[Entries taken from a collection]
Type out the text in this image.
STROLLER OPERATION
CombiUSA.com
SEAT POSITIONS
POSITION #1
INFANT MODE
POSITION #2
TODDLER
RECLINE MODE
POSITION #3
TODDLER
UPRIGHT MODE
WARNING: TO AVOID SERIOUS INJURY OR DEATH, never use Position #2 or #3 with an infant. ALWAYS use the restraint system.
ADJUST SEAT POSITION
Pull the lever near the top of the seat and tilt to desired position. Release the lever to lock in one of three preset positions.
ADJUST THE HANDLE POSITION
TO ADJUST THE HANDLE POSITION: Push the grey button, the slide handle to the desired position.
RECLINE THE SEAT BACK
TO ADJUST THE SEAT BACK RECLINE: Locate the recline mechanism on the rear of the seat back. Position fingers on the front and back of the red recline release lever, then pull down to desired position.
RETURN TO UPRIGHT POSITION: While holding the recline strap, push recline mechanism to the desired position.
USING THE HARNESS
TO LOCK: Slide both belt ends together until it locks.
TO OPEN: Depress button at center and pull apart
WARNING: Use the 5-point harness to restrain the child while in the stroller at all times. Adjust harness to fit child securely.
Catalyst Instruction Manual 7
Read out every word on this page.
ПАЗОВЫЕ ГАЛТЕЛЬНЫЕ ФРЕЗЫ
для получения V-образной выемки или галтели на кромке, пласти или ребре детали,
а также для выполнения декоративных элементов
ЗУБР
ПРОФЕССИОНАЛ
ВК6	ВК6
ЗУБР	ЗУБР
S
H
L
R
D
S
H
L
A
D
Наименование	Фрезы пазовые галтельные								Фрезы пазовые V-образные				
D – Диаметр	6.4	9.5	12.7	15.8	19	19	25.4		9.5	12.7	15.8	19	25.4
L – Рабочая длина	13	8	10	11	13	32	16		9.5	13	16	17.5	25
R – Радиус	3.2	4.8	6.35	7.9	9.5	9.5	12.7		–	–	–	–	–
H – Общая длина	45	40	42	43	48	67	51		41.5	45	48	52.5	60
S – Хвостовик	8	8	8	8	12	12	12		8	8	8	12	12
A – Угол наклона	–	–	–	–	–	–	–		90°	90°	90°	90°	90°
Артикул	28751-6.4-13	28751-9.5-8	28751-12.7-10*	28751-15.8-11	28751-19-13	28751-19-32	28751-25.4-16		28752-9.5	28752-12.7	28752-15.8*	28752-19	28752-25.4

* [Short exercise]
Transcribe every record above exactly as it appears.

* [Answer to this problem]
Type out the text in this image.
STROLLER OPERATION
CombiUSA.com
SEAT POSITIONS
POSITION #1
INFANT MODE
POSITION #2
TODDLER
RECLINE MODE
POSITION #3
TODDLER
UPRIGHT MODE
WARNING: TO AVOID SERIOUS INJURY OR DEATH, never use Position #2 or #3 with an infant. ALWAYS use the restraint system.
ADJUST SEAT POSITION
Pull the lever near the top of the seat and tilt to desired position. Release the lever to lock in one of three preset positions.
ADJUST THE HANDLE POSITION
TO ADJUST THE HANDLE POSITION: Push the grey button, the slide handle to the desired position.
RECLINE THE SEAT BACK
TO ADJUST THE SEAT BACK RECLINE: Locate the recline mechanism on the rear of the seat back. Position fingers on the front and back of the red recline release lever, then pull down to desired position.
RETURN TO UPRIGHT POSITION: While holding the recline strap, push recline mechanism to the desired position.
USING THE HARNESS
TO LOCK: Slide both belt ends together until it locks.
TO OPEN: Depress button at center and pull apart
WARNING: Use the 5-point harness to restrain the child while in the stroller at all times. Adjust harness to fit child securely.
Catalyst Instruction Manual 7
Read out every word on this page.
ПАЗОВЫЕ ГАЛТЕЛЬНЫЕ ФРЕЗЫ
для получения V-образной выемки или галтели на кромке, пласти или ребре детали,
а также для выполнения декоративных элементов
ЗУБР
ПРОФЕССИОНАЛ
ВК6	ВК6
ЗУБР	ЗУБР
S
H
L
R
D
S
H
L
A
D
Наименование	Фрезы пазовые галтельные								Фрезы пазовые V-образные				
D – Диаметр	6.4	9.5	12.7	15.8	19	19	25.4		9.5	12.7	15.8	19	25.4
L – Рабочая длина	13	8	10	11	13	32	16		9.5	13	16	17.5	25
R – Радиус	3.2	4.8	6.35	7.9	9.5	9.5	12.7		–	–	–	–	–
H – Общая длина	45	40	42	43	48	67	51		41.5	45	48	52.5	60
S – Хвостовик	8	8	8	8	12	12	12		8	8	8	12	12
A – Угол наклона	–	–	–	–	–	–	–		90°	90°	90°	90°	90°
Артикул	28751-6.4-13	28751-9.5-8	28751-12.7-10*	28751-15.8-11	28751-19-13	28751-19-32	28751-25.4-16		28752-9.5	28752-12.7	28752-15.8*	28752-19	28752-25.4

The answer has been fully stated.